• [Text shown]:

- Opening Delimiter -

Goodfoods is taking on the artisanal cheese market with plant-based alternatives to some of Europe’s – and the world’s – most popular cheeses.
Using a cashew nut base, founder Michal Peleg is ‘reinventing’ mozzarella, parmesan, brie, and smoked gouda, she told FoodNavigator at FoodTech IL in Tel Aviv last month.
Conventional cheese is manufactured with heavy reliance on natural resources, the entrepreneur continued. Whereas Goodfoods’ products use “zero factory farms, simple processes, and only nutritional benefits”.
Indeed, Peleg said production of her cheeses reduce greenhouse gas emissions by 99%, and use less water, land and energy, compared to their dairy-based counterparts.
Peleg ‘fell in love’ with classic cheeses while living in Italy. “I love mozzarella, and mozzarella on pizza,” she told this publication. When Peleg returned to Israel, and turned from vegetarian to vegan, she noticed a gap in the market for ‘sustainable, nutritious, and delicious’ cheese substitutes.
“My challenge was to develop something that I like, as a vegan. Something that I had before [in Italy], that I could enjoy now,” she explained.
The entrepreneur has been developing her offerings over the past year and has successfully piloted the products – under the brand name Micol's – in vegan stores in Israel, where they have ‘sold out fast’.
‘Tastes like the real thing’
All of Peleg’s recipes are based on cashews. She uses a fermentation process with heating, cooling, and steam pressure to achieve different textures in her offerings.
Being minimally processed was important to the entrepreneur. “There are many [cheese] substitutes in the supermarkets today, but they are not as healthy as people think. So I decided to make my products as healthy as I can.”

- Closing Delimiter -

• [Given data]:
- Opening Delimiter -

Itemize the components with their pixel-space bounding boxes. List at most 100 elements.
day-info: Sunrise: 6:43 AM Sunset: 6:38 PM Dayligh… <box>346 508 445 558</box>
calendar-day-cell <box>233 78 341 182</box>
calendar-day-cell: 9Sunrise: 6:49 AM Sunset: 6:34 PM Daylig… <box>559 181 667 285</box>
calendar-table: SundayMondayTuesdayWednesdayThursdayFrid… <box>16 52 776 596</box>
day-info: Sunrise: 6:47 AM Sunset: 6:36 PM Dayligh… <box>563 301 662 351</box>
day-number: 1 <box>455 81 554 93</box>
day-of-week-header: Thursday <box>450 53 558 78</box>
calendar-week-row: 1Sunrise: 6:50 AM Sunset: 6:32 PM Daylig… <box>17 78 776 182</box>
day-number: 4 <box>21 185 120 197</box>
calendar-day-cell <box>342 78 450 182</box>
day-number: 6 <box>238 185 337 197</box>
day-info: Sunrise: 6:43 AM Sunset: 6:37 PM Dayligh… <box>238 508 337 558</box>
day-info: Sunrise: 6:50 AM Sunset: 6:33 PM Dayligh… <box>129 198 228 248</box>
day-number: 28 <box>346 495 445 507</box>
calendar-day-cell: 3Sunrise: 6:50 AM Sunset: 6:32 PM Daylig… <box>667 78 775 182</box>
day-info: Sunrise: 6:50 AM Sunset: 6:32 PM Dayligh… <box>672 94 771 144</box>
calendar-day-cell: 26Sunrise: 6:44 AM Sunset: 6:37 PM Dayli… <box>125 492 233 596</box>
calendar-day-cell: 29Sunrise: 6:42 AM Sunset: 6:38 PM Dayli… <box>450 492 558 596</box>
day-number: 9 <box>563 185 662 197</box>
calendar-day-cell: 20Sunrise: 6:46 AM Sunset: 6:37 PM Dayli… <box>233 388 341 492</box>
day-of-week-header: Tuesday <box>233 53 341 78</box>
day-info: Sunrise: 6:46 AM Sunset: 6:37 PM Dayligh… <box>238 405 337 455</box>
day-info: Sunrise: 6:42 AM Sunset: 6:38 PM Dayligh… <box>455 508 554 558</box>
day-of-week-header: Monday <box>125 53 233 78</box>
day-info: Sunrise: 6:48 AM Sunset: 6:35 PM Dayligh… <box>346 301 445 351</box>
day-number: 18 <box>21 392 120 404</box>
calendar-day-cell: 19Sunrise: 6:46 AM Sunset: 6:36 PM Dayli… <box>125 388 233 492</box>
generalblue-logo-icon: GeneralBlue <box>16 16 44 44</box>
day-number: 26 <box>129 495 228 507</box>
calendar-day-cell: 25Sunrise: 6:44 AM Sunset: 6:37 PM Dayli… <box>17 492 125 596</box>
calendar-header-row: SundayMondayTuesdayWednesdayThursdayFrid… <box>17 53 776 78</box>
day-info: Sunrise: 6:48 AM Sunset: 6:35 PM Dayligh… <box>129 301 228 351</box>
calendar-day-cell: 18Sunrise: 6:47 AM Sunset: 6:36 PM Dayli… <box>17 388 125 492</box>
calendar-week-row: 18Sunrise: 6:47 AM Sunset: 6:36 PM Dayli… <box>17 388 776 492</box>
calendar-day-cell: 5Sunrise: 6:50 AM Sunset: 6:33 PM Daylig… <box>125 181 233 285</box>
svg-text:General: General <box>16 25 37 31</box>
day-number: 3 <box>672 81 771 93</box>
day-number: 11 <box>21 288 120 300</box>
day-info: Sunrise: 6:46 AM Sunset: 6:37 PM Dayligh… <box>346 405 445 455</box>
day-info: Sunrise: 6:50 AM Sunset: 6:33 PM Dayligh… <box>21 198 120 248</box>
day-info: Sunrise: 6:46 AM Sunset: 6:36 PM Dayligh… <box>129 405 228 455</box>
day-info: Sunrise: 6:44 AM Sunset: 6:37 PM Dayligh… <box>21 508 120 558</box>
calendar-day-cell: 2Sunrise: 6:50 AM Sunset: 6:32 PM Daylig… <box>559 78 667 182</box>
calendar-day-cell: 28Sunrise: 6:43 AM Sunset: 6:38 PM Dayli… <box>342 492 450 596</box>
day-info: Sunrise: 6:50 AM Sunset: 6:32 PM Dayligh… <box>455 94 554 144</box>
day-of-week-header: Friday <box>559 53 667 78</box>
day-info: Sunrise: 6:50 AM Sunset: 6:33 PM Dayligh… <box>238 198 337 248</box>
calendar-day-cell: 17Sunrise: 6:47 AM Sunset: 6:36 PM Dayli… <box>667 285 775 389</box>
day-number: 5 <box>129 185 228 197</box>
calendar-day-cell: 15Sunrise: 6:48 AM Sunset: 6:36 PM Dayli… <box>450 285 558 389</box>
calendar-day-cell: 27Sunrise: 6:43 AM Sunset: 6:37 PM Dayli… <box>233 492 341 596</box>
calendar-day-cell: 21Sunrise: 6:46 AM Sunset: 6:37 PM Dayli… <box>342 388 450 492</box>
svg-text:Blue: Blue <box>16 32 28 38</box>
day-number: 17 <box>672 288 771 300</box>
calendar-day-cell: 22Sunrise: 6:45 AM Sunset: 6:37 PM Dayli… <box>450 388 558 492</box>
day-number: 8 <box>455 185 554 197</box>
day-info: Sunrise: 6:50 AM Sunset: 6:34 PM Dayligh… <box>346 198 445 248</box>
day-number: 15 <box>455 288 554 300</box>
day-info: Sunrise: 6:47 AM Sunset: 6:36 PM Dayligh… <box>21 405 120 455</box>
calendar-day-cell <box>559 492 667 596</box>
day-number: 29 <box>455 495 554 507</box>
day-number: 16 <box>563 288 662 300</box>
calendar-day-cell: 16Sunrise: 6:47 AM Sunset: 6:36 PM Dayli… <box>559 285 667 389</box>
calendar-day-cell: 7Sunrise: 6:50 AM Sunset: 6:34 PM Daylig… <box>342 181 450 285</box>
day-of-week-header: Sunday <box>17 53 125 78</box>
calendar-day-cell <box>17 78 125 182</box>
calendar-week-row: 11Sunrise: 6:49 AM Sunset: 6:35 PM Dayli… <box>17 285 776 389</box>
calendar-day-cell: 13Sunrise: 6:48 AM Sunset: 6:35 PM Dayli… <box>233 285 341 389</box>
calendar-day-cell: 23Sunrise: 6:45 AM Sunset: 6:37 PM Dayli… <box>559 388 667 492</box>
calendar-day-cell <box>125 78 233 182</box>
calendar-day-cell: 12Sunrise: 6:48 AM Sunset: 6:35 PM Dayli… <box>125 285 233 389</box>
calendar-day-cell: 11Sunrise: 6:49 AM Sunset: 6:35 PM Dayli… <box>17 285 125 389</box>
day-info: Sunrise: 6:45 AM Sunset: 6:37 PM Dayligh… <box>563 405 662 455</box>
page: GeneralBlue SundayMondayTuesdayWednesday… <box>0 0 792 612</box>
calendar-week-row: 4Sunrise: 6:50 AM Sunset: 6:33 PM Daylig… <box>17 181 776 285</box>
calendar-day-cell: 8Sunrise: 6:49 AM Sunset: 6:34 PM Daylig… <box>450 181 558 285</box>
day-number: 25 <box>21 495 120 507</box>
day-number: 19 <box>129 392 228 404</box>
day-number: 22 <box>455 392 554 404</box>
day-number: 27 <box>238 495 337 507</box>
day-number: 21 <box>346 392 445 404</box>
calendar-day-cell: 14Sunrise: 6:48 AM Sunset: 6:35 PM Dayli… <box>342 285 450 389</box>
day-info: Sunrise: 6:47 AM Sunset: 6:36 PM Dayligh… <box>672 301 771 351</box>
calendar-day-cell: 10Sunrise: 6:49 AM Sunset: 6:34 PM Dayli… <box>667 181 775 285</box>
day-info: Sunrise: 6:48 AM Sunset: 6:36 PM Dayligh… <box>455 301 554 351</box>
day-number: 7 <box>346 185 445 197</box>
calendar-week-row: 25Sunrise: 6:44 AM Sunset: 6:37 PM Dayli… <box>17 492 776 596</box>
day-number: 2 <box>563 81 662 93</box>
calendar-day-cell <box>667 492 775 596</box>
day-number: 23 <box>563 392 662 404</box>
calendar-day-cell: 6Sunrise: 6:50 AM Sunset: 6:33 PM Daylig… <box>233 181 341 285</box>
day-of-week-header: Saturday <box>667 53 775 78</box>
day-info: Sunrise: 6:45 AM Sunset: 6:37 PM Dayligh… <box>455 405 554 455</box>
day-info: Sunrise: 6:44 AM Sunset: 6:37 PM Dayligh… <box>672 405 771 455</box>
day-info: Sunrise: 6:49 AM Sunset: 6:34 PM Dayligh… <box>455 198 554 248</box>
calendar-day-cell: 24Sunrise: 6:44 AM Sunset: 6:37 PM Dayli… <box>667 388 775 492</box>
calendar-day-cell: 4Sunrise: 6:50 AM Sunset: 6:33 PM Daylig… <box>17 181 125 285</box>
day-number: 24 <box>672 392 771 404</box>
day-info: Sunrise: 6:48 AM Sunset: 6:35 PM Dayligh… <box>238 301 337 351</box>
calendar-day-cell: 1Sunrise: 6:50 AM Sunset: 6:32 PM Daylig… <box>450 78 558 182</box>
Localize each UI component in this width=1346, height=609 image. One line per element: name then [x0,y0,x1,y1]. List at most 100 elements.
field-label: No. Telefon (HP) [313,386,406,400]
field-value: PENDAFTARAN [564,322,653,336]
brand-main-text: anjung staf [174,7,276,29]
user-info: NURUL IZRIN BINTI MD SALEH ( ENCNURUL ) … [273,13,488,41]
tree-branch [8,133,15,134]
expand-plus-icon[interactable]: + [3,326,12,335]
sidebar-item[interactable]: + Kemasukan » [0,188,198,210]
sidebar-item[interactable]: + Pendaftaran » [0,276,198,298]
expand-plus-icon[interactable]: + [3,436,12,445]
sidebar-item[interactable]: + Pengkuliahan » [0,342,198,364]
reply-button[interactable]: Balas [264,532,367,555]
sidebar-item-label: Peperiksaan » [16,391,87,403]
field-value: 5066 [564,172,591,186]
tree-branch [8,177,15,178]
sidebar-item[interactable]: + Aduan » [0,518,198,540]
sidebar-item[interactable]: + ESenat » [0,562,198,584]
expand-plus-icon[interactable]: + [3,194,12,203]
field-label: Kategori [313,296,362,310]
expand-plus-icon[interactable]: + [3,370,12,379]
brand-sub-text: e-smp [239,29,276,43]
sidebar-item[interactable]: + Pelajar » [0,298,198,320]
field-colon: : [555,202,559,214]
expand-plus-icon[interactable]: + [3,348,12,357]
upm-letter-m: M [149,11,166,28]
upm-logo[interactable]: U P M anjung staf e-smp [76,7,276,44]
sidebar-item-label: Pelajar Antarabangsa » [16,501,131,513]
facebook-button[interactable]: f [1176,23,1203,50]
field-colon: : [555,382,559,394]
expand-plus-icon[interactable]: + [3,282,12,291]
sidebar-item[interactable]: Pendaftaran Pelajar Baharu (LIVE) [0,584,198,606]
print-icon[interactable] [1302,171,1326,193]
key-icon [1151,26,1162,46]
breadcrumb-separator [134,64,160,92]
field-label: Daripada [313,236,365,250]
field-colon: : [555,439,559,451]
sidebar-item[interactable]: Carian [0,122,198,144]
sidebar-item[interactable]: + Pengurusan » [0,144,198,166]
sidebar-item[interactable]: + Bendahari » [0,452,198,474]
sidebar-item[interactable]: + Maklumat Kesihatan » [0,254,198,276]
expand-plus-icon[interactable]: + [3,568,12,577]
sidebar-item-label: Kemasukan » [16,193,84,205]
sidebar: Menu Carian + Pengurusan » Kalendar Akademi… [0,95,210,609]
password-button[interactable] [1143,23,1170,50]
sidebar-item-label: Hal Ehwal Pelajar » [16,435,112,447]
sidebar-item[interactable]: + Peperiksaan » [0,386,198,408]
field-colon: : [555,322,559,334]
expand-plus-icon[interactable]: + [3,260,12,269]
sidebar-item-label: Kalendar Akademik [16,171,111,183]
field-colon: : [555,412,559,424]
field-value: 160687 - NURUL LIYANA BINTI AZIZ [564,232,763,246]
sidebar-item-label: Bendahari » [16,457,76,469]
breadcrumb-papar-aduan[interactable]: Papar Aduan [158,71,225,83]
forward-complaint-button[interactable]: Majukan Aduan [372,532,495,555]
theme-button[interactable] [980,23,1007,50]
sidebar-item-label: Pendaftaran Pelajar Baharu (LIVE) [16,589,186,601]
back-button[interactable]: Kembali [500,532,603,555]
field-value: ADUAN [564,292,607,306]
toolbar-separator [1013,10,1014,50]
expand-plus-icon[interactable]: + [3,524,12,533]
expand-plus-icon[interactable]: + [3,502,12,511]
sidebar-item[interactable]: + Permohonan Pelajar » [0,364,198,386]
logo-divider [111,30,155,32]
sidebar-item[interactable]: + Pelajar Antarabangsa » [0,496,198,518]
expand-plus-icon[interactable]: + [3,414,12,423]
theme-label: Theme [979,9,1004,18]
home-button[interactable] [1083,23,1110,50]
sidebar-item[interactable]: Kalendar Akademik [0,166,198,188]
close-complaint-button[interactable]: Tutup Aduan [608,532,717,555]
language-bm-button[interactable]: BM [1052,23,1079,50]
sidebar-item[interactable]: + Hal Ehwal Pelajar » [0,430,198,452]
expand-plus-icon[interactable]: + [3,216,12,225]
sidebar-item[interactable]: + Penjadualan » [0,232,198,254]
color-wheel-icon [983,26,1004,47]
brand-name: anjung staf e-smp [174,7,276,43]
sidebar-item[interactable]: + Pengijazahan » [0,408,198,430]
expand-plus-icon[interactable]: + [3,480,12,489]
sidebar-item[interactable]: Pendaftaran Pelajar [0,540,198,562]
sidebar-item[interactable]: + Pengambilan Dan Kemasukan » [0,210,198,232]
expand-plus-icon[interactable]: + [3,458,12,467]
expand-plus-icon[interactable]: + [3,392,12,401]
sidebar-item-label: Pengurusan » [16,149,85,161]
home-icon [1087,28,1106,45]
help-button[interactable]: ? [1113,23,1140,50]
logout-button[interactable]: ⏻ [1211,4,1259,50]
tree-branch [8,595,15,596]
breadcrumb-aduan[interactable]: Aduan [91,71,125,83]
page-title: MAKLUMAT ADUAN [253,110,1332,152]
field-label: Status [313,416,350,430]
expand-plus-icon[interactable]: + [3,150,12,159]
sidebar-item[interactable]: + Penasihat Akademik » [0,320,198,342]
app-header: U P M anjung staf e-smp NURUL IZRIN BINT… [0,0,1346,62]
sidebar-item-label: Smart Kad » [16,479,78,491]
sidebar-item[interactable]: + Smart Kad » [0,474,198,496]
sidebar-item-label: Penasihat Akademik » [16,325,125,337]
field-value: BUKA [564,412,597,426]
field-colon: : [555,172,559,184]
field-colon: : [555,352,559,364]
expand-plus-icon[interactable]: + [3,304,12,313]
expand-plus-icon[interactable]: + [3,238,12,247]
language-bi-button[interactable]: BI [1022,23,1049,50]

- Closing Delimiter -

• [Problem details]: Extend the article on Goodfoods' cashew-based cheeses past its final paragraph and carry it forward.

• [Exercise output]:
The ingredient list for the parmesan, for example, includes cashew nuts, pine nuts, nutritional yeast, and spices. “I don’t use any gums,” she revealed. Her products contain zero cholesterol, and up to 22.5% protein, as well as essential minerals and vitamins.
Concerning flavour profile, Peleg said they ‘taste like the real thing’. Their texture has also been developed to mimic the originals. The parmesan alternative, for example, has been created in the Parmigiano Reggiano style with a ‘non-stabilizing texture’.
The mozzarella has good meltability and ‘a little bit of stretch’, she said.
Currently twice the price of industrial mozzarella, Goodfoods hopes to attract investment and scale in order to source cashews directly from Vietnam. “They are expensive,” she confirmed. “But it depends where you buy them. The closer to get to the source of the cashews – like in Vietnam – [the] cheaper [it is].” Scaling up to increase quantity orders would also help reduce prices. “It’s all market supply and demand,” she told us.
And scaling is certainly the objective: “I want it to be sold in Italy. I want to produce a version for the supermarket and a version for the deli, and I want it to be available for everyone.”